=== Source records ===
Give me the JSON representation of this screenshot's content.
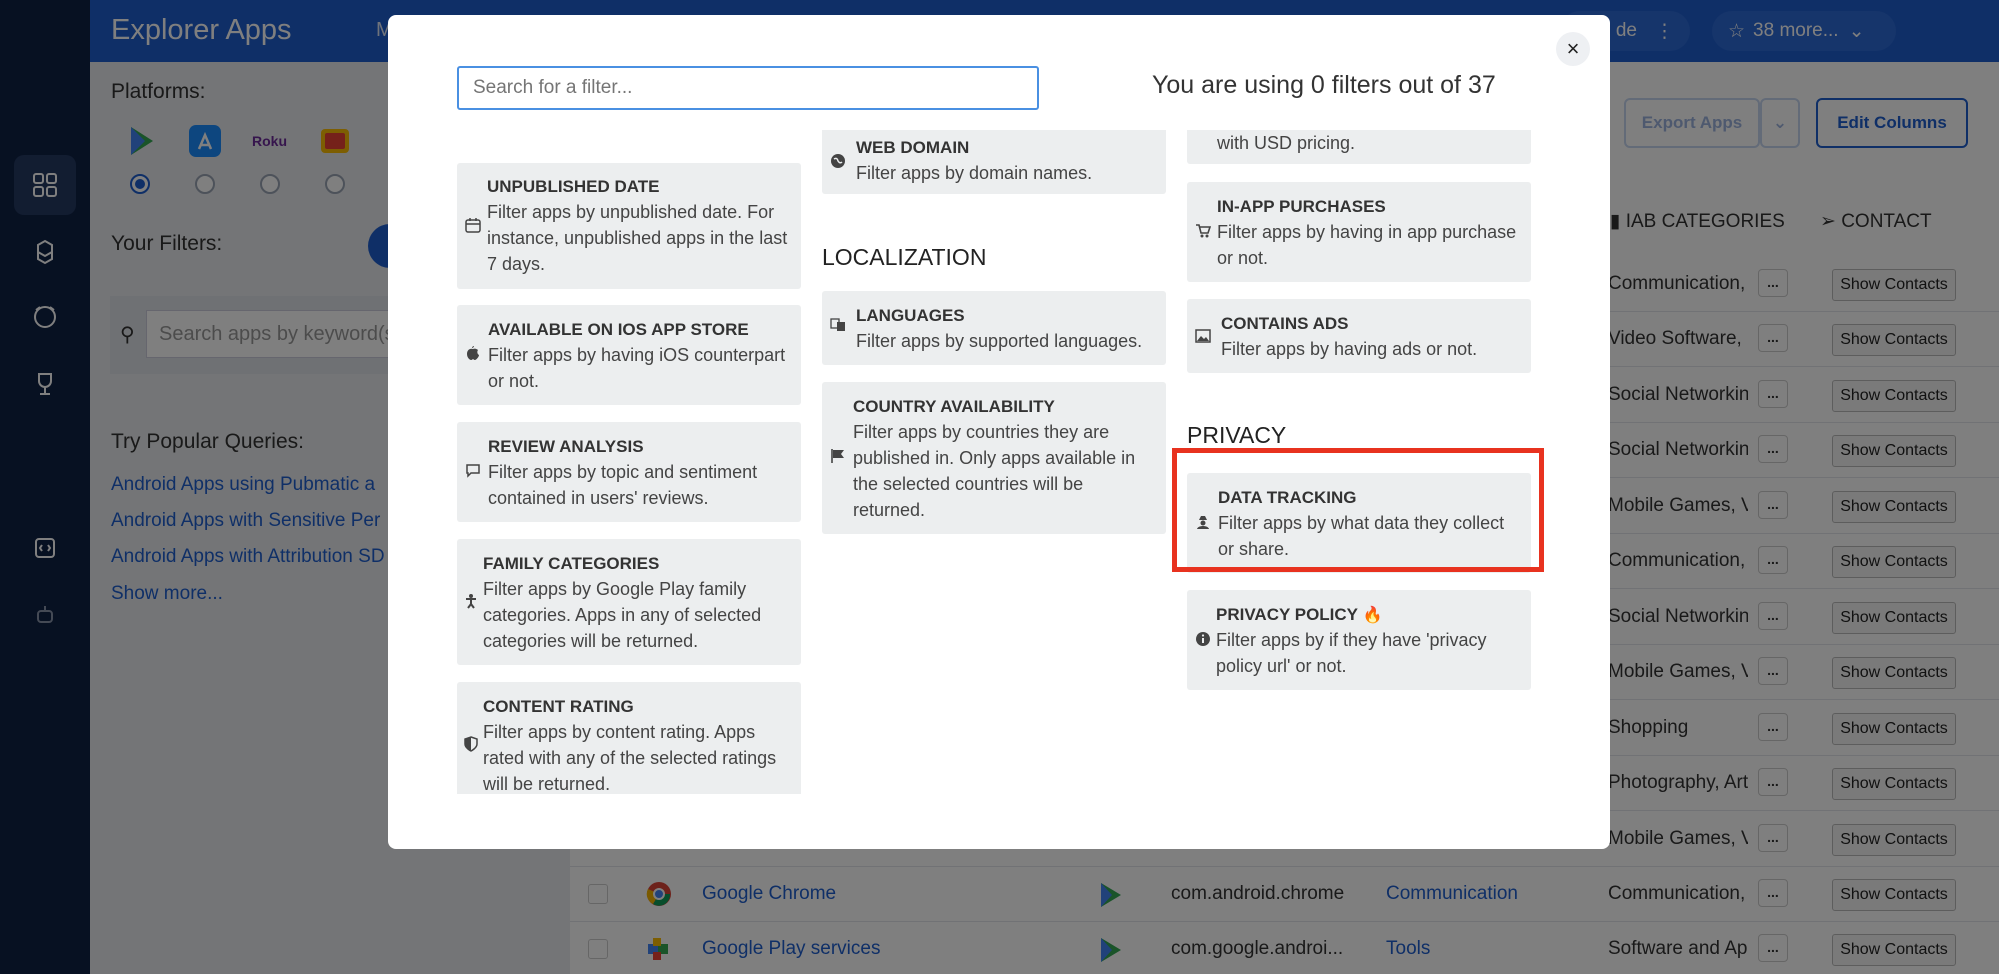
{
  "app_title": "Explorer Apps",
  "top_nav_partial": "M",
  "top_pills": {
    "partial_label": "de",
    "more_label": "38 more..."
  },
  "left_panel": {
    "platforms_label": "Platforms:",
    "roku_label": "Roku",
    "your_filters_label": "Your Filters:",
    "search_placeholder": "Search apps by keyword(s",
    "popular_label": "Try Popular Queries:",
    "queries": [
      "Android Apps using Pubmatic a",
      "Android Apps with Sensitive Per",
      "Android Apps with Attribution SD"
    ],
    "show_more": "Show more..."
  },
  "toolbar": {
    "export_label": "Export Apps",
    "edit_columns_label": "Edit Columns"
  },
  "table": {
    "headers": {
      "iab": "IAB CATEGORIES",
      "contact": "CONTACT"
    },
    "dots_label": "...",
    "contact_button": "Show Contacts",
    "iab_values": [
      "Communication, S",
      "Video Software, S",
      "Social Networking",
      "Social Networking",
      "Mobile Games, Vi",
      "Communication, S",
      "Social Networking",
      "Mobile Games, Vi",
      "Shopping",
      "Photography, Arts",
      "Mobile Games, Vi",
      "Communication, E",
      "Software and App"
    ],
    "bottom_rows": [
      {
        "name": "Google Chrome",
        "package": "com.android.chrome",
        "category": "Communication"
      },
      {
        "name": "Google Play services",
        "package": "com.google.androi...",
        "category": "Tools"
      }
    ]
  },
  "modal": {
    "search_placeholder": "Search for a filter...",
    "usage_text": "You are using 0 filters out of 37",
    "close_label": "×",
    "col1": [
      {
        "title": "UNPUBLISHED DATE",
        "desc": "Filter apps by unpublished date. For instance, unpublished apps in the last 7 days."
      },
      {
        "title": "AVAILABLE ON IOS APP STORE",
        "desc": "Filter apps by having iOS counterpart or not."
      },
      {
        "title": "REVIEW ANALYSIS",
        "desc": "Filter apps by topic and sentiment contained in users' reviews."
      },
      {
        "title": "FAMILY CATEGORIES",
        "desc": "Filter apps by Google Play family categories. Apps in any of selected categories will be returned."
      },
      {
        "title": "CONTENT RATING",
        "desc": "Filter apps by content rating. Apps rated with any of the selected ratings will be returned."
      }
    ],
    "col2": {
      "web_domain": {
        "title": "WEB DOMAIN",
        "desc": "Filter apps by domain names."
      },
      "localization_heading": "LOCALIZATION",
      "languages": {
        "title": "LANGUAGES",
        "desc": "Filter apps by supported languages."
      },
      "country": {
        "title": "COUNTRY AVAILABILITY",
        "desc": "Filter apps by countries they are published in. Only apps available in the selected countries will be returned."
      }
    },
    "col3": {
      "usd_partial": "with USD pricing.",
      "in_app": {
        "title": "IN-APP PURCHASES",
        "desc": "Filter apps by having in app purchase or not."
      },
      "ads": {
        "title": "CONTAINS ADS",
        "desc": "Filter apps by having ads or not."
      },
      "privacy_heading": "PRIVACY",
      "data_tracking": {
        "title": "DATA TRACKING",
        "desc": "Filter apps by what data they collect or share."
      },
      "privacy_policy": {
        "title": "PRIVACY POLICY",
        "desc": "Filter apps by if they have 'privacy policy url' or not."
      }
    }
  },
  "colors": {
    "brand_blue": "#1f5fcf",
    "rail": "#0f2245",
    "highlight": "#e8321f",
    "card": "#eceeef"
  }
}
===
(Written task): Note each line of the entries that has "more" in it, and copy those lines.

(Task output):
    "more_label": "38 more..."
    "show_more": "Show more..."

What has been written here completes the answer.